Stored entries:
--- --- ---

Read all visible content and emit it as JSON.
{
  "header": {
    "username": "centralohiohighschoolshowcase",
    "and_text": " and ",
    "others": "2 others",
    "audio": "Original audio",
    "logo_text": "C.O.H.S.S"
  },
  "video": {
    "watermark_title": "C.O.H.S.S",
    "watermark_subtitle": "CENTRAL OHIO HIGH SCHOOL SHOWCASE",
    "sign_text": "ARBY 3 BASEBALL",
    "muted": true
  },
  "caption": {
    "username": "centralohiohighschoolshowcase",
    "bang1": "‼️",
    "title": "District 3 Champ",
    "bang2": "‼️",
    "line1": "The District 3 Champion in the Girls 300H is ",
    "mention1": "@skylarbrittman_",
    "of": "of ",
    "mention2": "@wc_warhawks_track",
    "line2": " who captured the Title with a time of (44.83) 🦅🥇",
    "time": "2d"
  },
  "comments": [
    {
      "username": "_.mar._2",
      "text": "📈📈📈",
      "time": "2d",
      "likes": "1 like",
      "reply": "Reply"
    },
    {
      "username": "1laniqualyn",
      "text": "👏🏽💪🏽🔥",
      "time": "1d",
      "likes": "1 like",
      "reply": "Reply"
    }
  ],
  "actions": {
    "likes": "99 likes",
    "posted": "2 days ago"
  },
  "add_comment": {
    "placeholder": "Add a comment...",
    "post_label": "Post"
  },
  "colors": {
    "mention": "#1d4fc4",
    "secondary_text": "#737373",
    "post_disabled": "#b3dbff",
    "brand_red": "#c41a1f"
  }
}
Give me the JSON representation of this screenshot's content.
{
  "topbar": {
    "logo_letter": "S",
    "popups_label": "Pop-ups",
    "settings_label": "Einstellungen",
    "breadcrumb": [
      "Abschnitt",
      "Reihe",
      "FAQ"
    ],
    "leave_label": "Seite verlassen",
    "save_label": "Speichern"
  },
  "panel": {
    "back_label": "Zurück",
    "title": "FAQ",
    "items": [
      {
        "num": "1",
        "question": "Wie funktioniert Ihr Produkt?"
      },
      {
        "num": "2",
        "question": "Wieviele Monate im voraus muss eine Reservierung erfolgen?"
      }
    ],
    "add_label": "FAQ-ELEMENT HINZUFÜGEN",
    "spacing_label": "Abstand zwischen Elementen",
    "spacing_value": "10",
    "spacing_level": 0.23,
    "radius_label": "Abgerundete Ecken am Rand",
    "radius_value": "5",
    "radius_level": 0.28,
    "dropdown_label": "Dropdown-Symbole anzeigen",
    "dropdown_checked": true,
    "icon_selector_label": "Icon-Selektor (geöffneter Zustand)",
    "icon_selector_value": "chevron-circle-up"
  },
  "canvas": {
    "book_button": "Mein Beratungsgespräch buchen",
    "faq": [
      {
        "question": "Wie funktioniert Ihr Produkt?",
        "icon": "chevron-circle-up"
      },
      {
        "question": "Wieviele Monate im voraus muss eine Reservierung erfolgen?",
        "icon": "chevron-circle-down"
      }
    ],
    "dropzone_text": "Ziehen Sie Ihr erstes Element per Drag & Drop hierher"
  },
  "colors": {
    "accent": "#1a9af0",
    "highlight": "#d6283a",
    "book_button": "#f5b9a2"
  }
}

--- --- ---

◆ Aim of the task
Write out every record verbatim.

◆ Task solution
Read all visible content and emit it as JSON.
{
  "header": {
    "username": "centralohiohighschoolshowcase",
    "and_text": " and ",
    "others": "2 others",
    "audio": "Original audio",
    "logo_text": "C.O.H.S.S"
  },
  "video": {
    "watermark_title": "C.O.H.S.S",
    "watermark_subtitle": "CENTRAL OHIO HIGH SCHOOL SHOWCASE",
    "sign_text": "ARBY 3 BASEBALL",
    "muted": true
  },
  "caption": {
    "username": "centralohiohighschoolshowcase",
    "bang1": "‼️",
    "title": "District 3 Champ",
    "bang2": "‼️",
    "line1": "The District 3 Champion in the Girls 300H is ",
    "mention1": "@skylarbrittman_",
    "of": "of ",
    "mention2": "@wc_warhawks_track",
    "line2": " who captured the Title with a time of (44.83) 🦅🥇",
    "time": "2d"
  },
  "comments": [
    {
      "username": "_.mar._2",
      "text": "📈📈📈",
      "time": "2d",
      "likes": "1 like",
      "reply": "Reply"
    },
    {
      "username": "1laniqualyn",
      "text": "👏🏽💪🏽🔥",
      "time": "1d",
      "likes": "1 like",
      "reply": "Reply"
    }
  ],
  "actions": {
    "likes": "99 likes",
    "posted": "2 days ago"
  },
  "add_comment": {
    "placeholder": "Add a comment...",
    "post_label": "Post"
  },
  "colors": {
    "mention": "#1d4fc4",
    "secondary_text": "#737373",
    "post_disabled": "#b3dbff",
    "brand_red": "#c41a1f"
  }
}
Give me the JSON representation of this screenshot's content.
{
  "topbar": {
    "logo_letter": "S",
    "popups_label": "Pop-ups",
    "settings_label": "Einstellungen",
    "breadcrumb": [
      "Abschnitt",
      "Reihe",
      "FAQ"
    ],
    "leave_label": "Seite verlassen",
    "save_label": "Speichern"
  },
  "panel": {
    "back_label": "Zurück",
    "title": "FAQ",
    "items": [
      {
        "num": "1",
        "question": "Wie funktioniert Ihr Produkt?"
      },
      {
        "num": "2",
        "question": "Wieviele Monate im voraus muss eine Reservierung erfolgen?"
      }
    ],
    "add_label": "FAQ-ELEMENT HINZUFÜGEN",
    "spacing_label": "Abstand zwischen Elementen",
    "spacing_value": "10",
    "spacing_level": 0.23,
    "radius_label": "Abgerundete Ecken am Rand",
    "radius_value": "5",
    "radius_level": 0.28,
    "dropdown_label": "Dropdown-Symbole anzeigen",
    "dropdown_checked": true,
    "icon_selector_label": "Icon-Selektor (geöffneter Zustand)",
    "icon_selector_value": "chevron-circle-up"
  },
  "canvas": {
    "book_button": "Mein Beratungsgespräch buchen",
    "faq": [
      {
        "question": "Wie funktioniert Ihr Produkt?",
        "icon": "chevron-circle-up"
      },
      {
        "question": "Wieviele Monate im voraus muss eine Reservierung erfolgen?",
        "icon": "chevron-circle-down"
      }
    ],
    "dropzone_text": "Ziehen Sie Ihr erstes Element per Drag & Drop hierher"
  },
  "colors": {
    "accent": "#1a9af0",
    "highlight": "#d6283a",
    "book_button": "#f5b9a2"
  }
}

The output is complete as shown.